# [PROBLEM TO SOLVE]
Copy out the rows below, everything from the one containing "- text-run: I: [249, 967, 255, 985]" down to the one containing "- text-run: =－α", with both end rows included.

___

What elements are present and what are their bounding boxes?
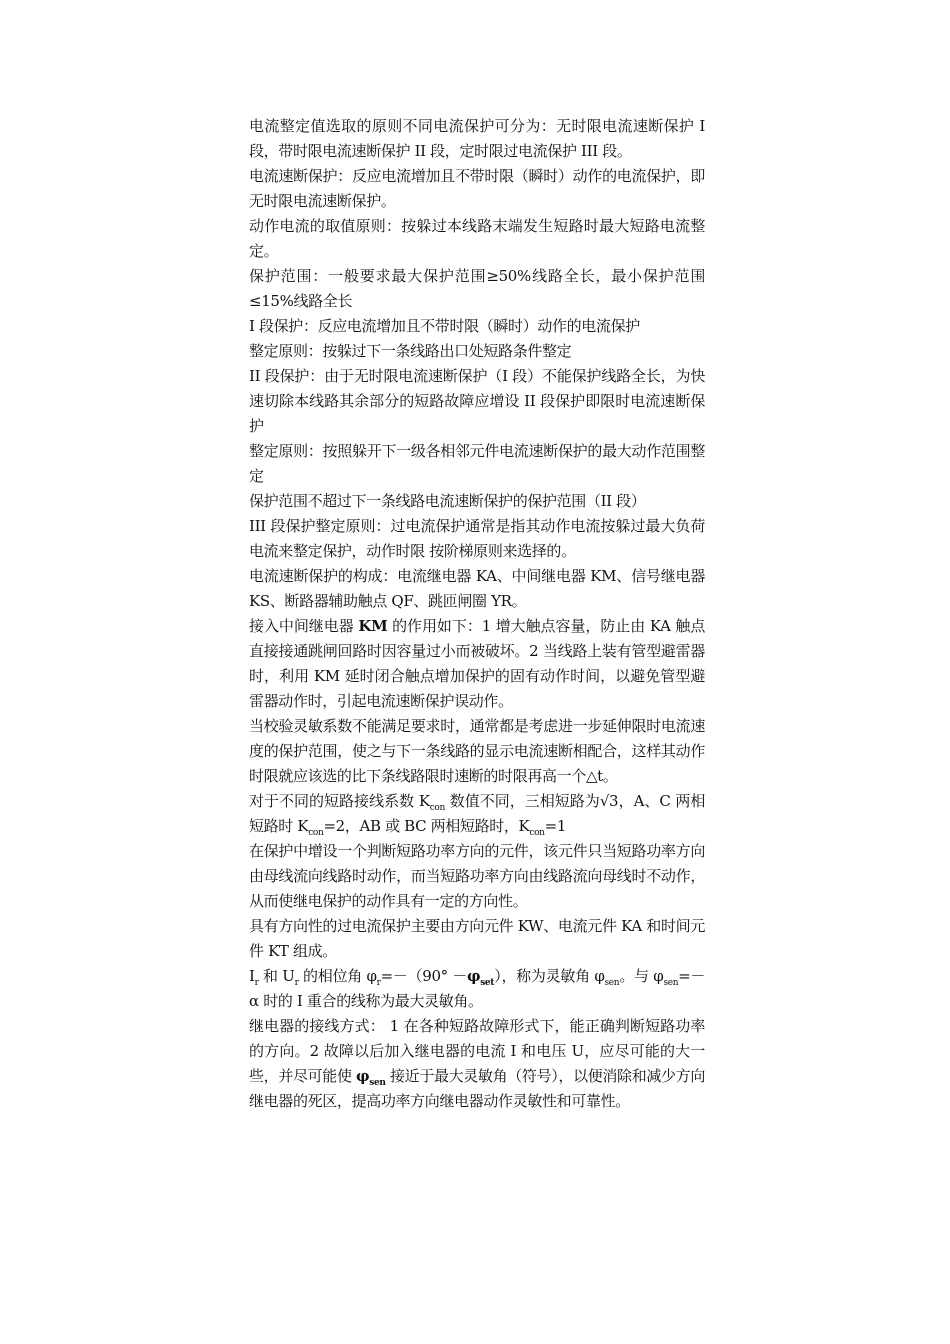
- text-run: I: [249, 967, 255, 985]
- paragraph-stage-three: III 段保护整定原则：过电流保护通常是指其动作电流按躲过最大负荷电流来整定保护，动作时限 按阶梯原则来选择的。: [249, 517, 705, 560]
- text-run-bold: φ: [356, 1067, 370, 1085]
- text-run-bold: KM: [358, 617, 388, 635]
- paragraph-stage-two-range: 保护范围不超过下一条线路电流速断保护的保护范围（II 段）: [249, 492, 646, 510]
- text-run: =2，AB 或 BC 两相短路时，K: [323, 817, 530, 835]
- text-run: 对于不同的短路接线系数 K: [249, 792, 430, 810]
- text-run: =－α 时的 I 重合的线称为最大灵敏角。: [249, 967, 706, 1010]
- paragraph-relay-wiring: [249, 1014, 705, 1114]
- subscript: set: [480, 978, 495, 988]
- subscript: sen: [663, 978, 679, 988]
- subscript: con: [529, 828, 545, 838]
- text-run: =1: [544, 817, 567, 835]
- subscript: r: [376, 978, 381, 988]
- paragraph-sensitivity-check: 当校验灵敏系数不能满足要求时，通常都是考虑进一步延伸限时电流速度的保护范围，使之与下一条线路的显示电流速断相配合，这样其动作时限就应该选的比下条线路限时速断的时限再高一个△t。: [249, 717, 705, 785]
- paragraph-phase-angle: [249, 964, 705, 1014]
- paragraph-wiring-coefficient: [249, 789, 705, 839]
- text-run: 接入中间继电器: [249, 617, 359, 635]
- paragraph-stage-one: I 段保护：反应电流增加且不带时限（瞬时）动作的电流保护: [249, 317, 640, 335]
- paragraph-stage-one-setting: 整定原则：按躲过下一条线路出口处短路条件整定: [249, 342, 572, 360]
- text-body: [249, 114, 705, 1114]
- paragraph-direction-element: 在保护中增设一个判断短路功率方向的元件，该元件只当短路功率方向由母线流向线路时动作，而当短路功率方向由线路流向母线时不动作，从而使继电保护的动作具有一定的方向性。: [249, 842, 705, 910]
- text-run: 。与 φ: [619, 967, 664, 985]
- text-run: ），称为灵敏角 φ: [494, 967, 605, 985]
- text-run: 的相位角 φ: [298, 967, 377, 985]
- text-run: 数值不同，三相短路为√3，A、C 两相短路时 K: [249, 792, 705, 835]
- paragraph-protection-range: 保护范围：一般要求最大保护范围≥50%线路全长，最小保护范围≤15%线路全长: [249, 267, 705, 310]
- subscript: sen: [604, 978, 620, 988]
- subscript: sen: [369, 1078, 386, 1088]
- paragraph-instantaneous-protection: 电流速断保护：反应电流增加且不带时限（瞬时）动作的电流保护，即无时限电流速断保护。: [249, 167, 705, 210]
- text-run: 继电器的接线方式： 1 在各种短路故障形式下，能正确判断短路功率的方向。2 故障以后加入继电器的电流 I 和电压 U，应尽可能的大一些，并尽可能使: [249, 1017, 705, 1085]
- text-run: 的作用如下：1 增大触点容量，防止由 KA 触点直接接通跳闸回路时因容量过小而被破坏。2 当线路上装有管型避雷器时，利用 KM 延时闭合触点增加保护的固有动作时间，以避免管型避雷器动作时，引起电流速断保护误动作。: [249, 617, 705, 710]
- text-run: 接近于最大灵敏角（符号），以便消除和减少方向继电器的死区，提高功率方向继电器动作灵敏性和可靠性。: [249, 1067, 705, 1110]
- text-run: =－（90° －: [380, 967, 467, 985]
- paragraph-protection-principles: 电流整定值选取的原则不同电流保护可分为：无时限电流速断保护 I 段，带时限电流速断保护 II 段，定时限过电流保护 III 段。: [249, 117, 705, 160]
- subscript: con: [429, 803, 445, 813]
- paragraph-directional-overcurrent: 具有方向性的过电流保护主要由方向元件 KW、电流元件 KA 和时间元件 KT 组成。: [249, 917, 705, 960]
- paragraph-operating-current: 动作电流的取值原则：按躲过本线路末端发生短路时最大短路电流整定。: [249, 217, 705, 260]
- subscript: con: [308, 828, 324, 838]
- text-run-bold: φ: [466, 967, 481, 985]
- paragraph-stage-two: II 段保护：由于无时限电流速断保护（I 段）不能保护线路全长，为快速切除本线路其余部分的短路故障应增设 II 段保护即限时电流速断保护: [249, 367, 705, 435]
- subscript: r: [254, 978, 259, 988]
- paragraph-components: 电流速断保护的构成：电流继电器 KA、中间继电器 KM、信号继电器 KS、断路器辅助触点 QF、跳匝闸圈 YR。: [249, 567, 705, 610]
- text-run: 和 U: [258, 967, 295, 985]
- paragraph-km-relay: [249, 614, 705, 714]
- paragraph-stage-two-setting: 整定原则：按照躲开下一级各相邻元件电流速断保护的最大动作范围整定: [249, 442, 705, 485]
- subscript: r: [294, 978, 299, 988]
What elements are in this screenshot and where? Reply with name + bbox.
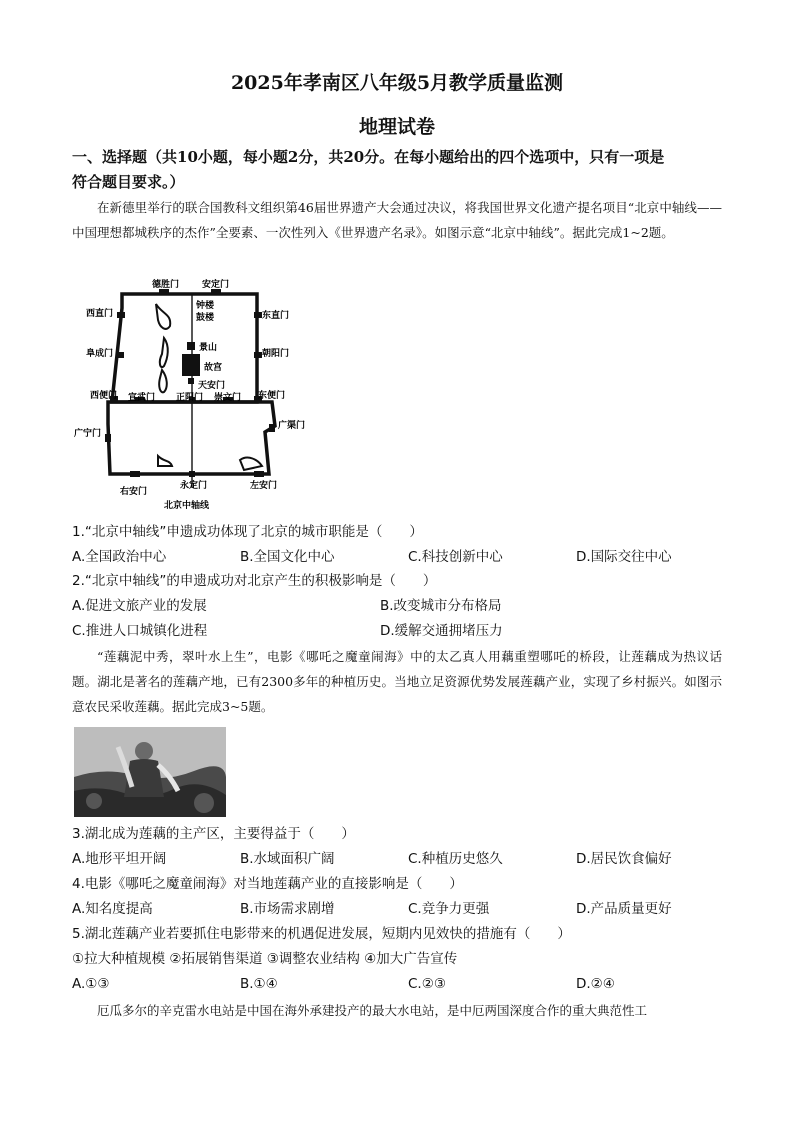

___

# [RESULT FOR THIS TASK]
- text-run: I: [249, 967, 255, 985]
- paragraph-stage-three: III 段保护整定原则：过电流保护通常是指其动作电流按躲过最大负荷电流来整定保护，动作时限 按阶梯原则来选择的。: [249, 517, 705, 560]
- text-run-bold: φ: [356, 1067, 370, 1085]
- text-run-bold: KM: [358, 617, 388, 635]
- paragraph-stage-two-range: 保护范围不超过下一条线路电流速断保护的保护范围（II 段）: [249, 492, 646, 510]
- text-run: =2，AB 或 BC 两相短路时，K: [323, 817, 530, 835]
- text-run: 对于不同的短路接线系数 K: [249, 792, 430, 810]
- text-run: =－α 时的 I 重合的线称为最大灵敏角。: [249, 967, 706, 1010]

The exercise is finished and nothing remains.